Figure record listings
========================================================================

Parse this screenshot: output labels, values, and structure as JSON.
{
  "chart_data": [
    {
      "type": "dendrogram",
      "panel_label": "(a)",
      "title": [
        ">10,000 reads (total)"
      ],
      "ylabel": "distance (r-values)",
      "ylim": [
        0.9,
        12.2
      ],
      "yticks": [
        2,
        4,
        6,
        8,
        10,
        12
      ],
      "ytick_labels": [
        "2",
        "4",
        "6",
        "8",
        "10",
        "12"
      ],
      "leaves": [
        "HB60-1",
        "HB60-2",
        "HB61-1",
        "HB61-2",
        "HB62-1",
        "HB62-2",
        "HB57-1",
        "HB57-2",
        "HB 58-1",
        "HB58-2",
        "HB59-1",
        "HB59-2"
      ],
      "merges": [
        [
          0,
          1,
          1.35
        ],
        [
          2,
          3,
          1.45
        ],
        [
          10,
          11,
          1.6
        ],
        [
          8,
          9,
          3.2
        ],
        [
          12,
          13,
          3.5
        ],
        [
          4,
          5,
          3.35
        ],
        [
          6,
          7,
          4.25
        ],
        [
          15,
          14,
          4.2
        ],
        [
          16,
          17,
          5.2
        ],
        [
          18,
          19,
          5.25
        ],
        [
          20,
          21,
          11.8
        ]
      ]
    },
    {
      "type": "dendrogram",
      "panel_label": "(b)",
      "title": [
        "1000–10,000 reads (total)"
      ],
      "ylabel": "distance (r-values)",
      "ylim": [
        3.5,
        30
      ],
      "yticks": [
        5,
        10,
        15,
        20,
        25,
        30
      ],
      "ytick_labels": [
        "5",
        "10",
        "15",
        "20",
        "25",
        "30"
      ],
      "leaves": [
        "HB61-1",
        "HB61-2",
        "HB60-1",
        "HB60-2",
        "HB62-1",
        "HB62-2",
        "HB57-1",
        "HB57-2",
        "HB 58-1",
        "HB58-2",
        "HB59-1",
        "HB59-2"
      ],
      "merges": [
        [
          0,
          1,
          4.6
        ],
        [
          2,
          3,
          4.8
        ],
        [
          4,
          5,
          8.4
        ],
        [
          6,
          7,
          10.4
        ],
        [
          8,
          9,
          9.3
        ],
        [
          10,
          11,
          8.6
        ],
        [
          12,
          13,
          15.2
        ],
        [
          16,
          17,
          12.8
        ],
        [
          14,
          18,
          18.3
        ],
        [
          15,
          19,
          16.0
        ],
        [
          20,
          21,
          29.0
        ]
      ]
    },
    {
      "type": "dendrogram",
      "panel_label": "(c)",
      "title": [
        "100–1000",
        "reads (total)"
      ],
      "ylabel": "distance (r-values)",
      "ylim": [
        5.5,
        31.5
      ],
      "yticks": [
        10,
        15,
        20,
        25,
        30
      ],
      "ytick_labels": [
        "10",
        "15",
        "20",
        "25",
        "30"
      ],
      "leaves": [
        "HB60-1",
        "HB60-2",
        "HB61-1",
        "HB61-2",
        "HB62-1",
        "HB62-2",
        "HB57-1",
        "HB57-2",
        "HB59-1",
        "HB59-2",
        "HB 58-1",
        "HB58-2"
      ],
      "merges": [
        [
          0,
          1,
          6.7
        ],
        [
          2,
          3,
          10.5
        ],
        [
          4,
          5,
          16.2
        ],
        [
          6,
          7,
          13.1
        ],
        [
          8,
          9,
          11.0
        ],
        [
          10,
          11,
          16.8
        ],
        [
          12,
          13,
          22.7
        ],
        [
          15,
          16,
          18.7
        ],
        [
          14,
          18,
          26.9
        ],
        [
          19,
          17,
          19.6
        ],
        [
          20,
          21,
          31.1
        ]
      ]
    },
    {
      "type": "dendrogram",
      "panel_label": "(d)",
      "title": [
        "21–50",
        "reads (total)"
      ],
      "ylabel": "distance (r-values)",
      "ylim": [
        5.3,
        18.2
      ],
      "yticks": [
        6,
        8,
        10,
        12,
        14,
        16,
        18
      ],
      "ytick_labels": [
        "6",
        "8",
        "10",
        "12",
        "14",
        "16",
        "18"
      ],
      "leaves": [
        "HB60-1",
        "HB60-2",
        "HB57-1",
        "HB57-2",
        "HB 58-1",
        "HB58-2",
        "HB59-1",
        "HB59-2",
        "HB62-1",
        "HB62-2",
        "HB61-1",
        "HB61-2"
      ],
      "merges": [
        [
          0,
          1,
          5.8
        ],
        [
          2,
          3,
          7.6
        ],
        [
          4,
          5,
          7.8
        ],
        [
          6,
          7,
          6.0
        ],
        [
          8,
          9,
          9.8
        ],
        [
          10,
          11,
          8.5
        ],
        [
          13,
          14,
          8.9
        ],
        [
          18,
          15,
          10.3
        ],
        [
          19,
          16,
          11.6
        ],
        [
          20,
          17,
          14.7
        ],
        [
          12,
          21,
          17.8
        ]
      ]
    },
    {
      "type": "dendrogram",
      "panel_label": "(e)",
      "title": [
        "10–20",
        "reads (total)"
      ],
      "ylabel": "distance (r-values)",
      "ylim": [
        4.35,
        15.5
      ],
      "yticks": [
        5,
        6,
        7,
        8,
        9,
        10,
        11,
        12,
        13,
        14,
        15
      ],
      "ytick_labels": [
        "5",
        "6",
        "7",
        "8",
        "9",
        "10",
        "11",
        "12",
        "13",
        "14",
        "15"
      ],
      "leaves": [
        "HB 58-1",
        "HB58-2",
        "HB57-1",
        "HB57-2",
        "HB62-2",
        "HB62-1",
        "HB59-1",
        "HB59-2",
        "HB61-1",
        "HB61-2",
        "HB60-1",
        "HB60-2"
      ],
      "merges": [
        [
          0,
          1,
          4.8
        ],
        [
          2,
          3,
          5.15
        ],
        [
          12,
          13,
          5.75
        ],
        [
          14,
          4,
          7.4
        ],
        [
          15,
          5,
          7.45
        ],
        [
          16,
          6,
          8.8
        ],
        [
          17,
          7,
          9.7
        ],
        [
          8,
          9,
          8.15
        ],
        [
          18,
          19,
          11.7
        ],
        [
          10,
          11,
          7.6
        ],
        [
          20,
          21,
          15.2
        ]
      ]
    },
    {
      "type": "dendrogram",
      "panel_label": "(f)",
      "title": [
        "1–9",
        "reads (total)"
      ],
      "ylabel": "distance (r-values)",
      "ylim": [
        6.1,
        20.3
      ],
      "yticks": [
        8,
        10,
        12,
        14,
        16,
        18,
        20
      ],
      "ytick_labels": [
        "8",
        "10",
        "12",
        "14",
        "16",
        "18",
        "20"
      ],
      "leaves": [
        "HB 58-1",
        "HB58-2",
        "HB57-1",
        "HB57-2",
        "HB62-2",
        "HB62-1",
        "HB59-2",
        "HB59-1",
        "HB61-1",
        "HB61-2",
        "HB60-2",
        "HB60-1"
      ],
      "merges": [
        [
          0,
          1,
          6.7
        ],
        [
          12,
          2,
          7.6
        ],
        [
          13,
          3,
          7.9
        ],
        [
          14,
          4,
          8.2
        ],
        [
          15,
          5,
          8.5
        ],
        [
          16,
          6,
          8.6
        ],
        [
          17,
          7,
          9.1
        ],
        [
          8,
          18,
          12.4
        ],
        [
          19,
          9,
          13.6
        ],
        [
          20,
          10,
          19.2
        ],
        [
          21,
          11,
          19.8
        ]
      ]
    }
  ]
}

========================================================================

- [WORK REQUIRED]: Restate all of the entries above precisely.

- [SOLVED EXERCISE]:
Parse this screenshot: output labels, values, and structure as JSON.
{
  "chart_data": [
    {
      "type": "dendrogram",
      "panel_label": "(a)",
      "title": [
        ">10,000 reads (total)"
      ],
      "ylabel": "distance (r-values)",
      "ylim": [
        0.9,
        12.2
      ],
      "yticks": [
        2,
        4,
        6,
        8,
        10,
        12
      ],
      "ytick_labels": [
        "2",
        "4",
        "6",
        "8",
        "10",
        "12"
      ],
      "leaves": [
        "HB60-1",
        "HB60-2",
        "HB61-1",
        "HB61-2",
        "HB62-1",
        "HB62-2",
        "HB57-1",
        "HB57-2",
        "HB 58-1",
        "HB58-2",
        "HB59-1",
        "HB59-2"
      ],
      "merges": [
        [
          0,
          1,
          1.35
        ],
        [
          2,
          3,
          1.45
        ],
        [
          10,
          11,
          1.6
        ],
        [
          8,
          9,
          3.2
        ],
        [
          12,
          13,
          3.5
        ],
        [
          4,
          5,
          3.35
        ],
        [
          6,
          7,
          4.25
        ],
        [
          15,
          14,
          4.2
        ],
        [
          16,
          17,
          5.2
        ],
        [
          18,
          19,
          5.25
        ],
        [
          20,
          21,
          11.8
        ]
      ]
    },
    {
      "type": "dendrogram",
      "panel_label": "(b)",
      "title": [
        "1000–10,000 reads (total)"
      ],
      "ylabel": "distance (r-values)",
      "ylim": [
        3.5,
        30
      ],
      "yticks": [
        5,
        10,
        15,
        20,
        25,
        30
      ],
      "ytick_labels": [
        "5",
        "10",
        "15",
        "20",
        "25",
        "30"
      ],
      "leaves": [
        "HB61-1",
        "HB61-2",
        "HB60-1",
        "HB60-2",
        "HB62-1",
        "HB62-2",
        "HB57-1",
        "HB57-2",
        "HB 58-1",
        "HB58-2",
        "HB59-1",
        "HB59-2"
      ],
      "merges": [
        [
          0,
          1,
          4.6
        ],
        [
          2,
          3,
          4.8
        ],
        [
          4,
          5,
          8.4
        ],
        [
          6,
          7,
          10.4
        ],
        [
          8,
          9,
          9.3
        ],
        [
          10,
          11,
          8.6
        ],
        [
          12,
          13,
          15.2
        ],
        [
          16,
          17,
          12.8
        ],
        [
          14,
          18,
          18.3
        ],
        [
          15,
          19,
          16.0
        ],
        [
          20,
          21,
          29.0
        ]
      ]
    },
    {
      "type": "dendrogram",
      "panel_label": "(c)",
      "title": [
        "100–1000",
        "reads (total)"
      ],
      "ylabel": "distance (r-values)",
      "ylim": [
        5.5,
        31.5
      ],
      "yticks": [
        10,
        15,
        20,
        25,
        30
      ],
      "ytick_labels": [
        "10",
        "15",
        "20",
        "25",
        "30"
      ],
      "leaves": [
        "HB60-1",
        "HB60-2",
        "HB61-1",
        "HB61-2",
        "HB62-1",
        "HB62-2",
        "HB57-1",
        "HB57-2",
        "HB59-1",
        "HB59-2",
        "HB 58-1",
        "HB58-2"
      ],
      "merges": [
        [
          0,
          1,
          6.7
        ],
        [
          2,
          3,
          10.5
        ],
        [
          4,
          5,
          16.2
        ],
        [
          6,
          7,
          13.1
        ],
        [
          8,
          9,
          11.0
        ],
        [
          10,
          11,
          16.8
        ],
        [
          12,
          13,
          22.7
        ],
        [
          15,
          16,
          18.7
        ],
        [
          14,
          18,
          26.9
        ],
        [
          19,
          17,
          19.6
        ],
        [
          20,
          21,
          31.1
        ]
      ]
    },
    {
      "type": "dendrogram",
      "panel_label": "(d)",
      "title": [
        "21–50",
        "reads (total)"
      ],
      "ylabel": "distance (r-values)",
      "ylim": [
        5.3,
        18.2
      ],
      "yticks": [
        6,
        8,
        10,
        12,
        14,
        16,
        18
      ],
      "ytick_labels": [
        "6",
        "8",
        "10",
        "12",
        "14",
        "16",
        "18"
      ],
      "leaves": [
        "HB60-1",
        "HB60-2",
        "HB57-1",
        "HB57-2",
        "HB 58-1",
        "HB58-2",
        "HB59-1",
        "HB59-2",
        "HB62-1",
        "HB62-2",
        "HB61-1",
        "HB61-2"
      ],
      "merges": [
        [
          0,
          1,
          5.8
        ],
        [
          2,
          3,
          7.6
        ],
        [
          4,
          5,
          7.8
        ],
        [
          6,
          7,
          6.0
        ],
        [
          8,
          9,
          9.8
        ],
        [
          10,
          11,
          8.5
        ],
        [
          13,
          14,
          8.9
        ],
        [
          18,
          15,
          10.3
        ],
        [
          19,
          16,
          11.6
        ],
        [
          20,
          17,
          14.7
        ],
        [
          12,
          21,
          17.8
        ]
      ]
    },
    {
      "type": "dendrogram",
      "panel_label": "(e)",
      "title": [
        "10–20",
        "reads (total)"
      ],
      "ylabel": "distance (r-values)",
      "ylim": [
        4.35,
        15.5
      ],
      "yticks": [
        5,
        6,
        7,
        8,
        9,
        10,
        11,
        12,
        13,
        14,
        15
      ],
      "ytick_labels": [
        "5",
        "6",
        "7",
        "8",
        "9",
        "10",
        "11",
        "12",
        "13",
        "14",
        "15"
      ],
      "leaves": [
        "HB 58-1",
        "HB58-2",
        "HB57-1",
        "HB57-2",
        "HB62-2",
        "HB62-1",
        "HB59-1",
        "HB59-2",
        "HB61-1",
        "HB61-2",
        "HB60-1",
        "HB60-2"
      ],
      "merges": [
        [
          0,
          1,
          4.8
        ],
        [
          2,
          3,
          5.15
        ],
        [
          12,
          13,
          5.75
        ],
        [
          14,
          4,
          7.4
        ],
        [
          15,
          5,
          7.45
        ],
        [
          16,
          6,
          8.8
        ],
        [
          17,
          7,
          9.7
        ],
        [
          8,
          9,
          8.15
        ],
        [
          18,
          19,
          11.7
        ],
        [
          10,
          11,
          7.6
        ],
        [
          20,
          21,
          15.2
        ]
      ]
    },
    {
      "type": "dendrogram",
      "panel_label": "(f)",
      "title": [
        "1–9",
        "reads (total)"
      ],
      "ylabel": "distance (r-values)",
      "ylim": [
        6.1,
        20.3
      ],
      "yticks": [
        8,
        10,
        12,
        14,
        16,
        18,
        20
      ],
      "ytick_labels": [
        "8",
        "10",
        "12",
        "14",
        "16",
        "18",
        "20"
      ],
      "leaves": [
        "HB 58-1",
        "HB58-2",
        "HB57-1",
        "HB57-2",
        "HB62-2",
        "HB62-1",
        "HB59-2",
        "HB59-1",
        "HB61-1",
        "HB61-2",
        "HB60-2",
        "HB60-1"
      ],
      "merges": [
        [
          0,
          1,
          6.7
        ],
        [
          12,
          2,
          7.6
        ],
        [
          13,
          3,
          7.9
        ],
        [
          14,
          4,
          8.2
        ],
        [
          15,
          5,
          8.5
        ],
        [
          16,
          6,
          8.6
        ],
        [
          17,
          7,
          9.1
        ],
        [
          8,
          18,
          12.4
        ],
        [
          19,
          9,
          13.6
        ],
        [
          20,
          10,
          19.2
        ],
        [
          21,
          11,
          19.8
        ]
      ]
    }
  ]
}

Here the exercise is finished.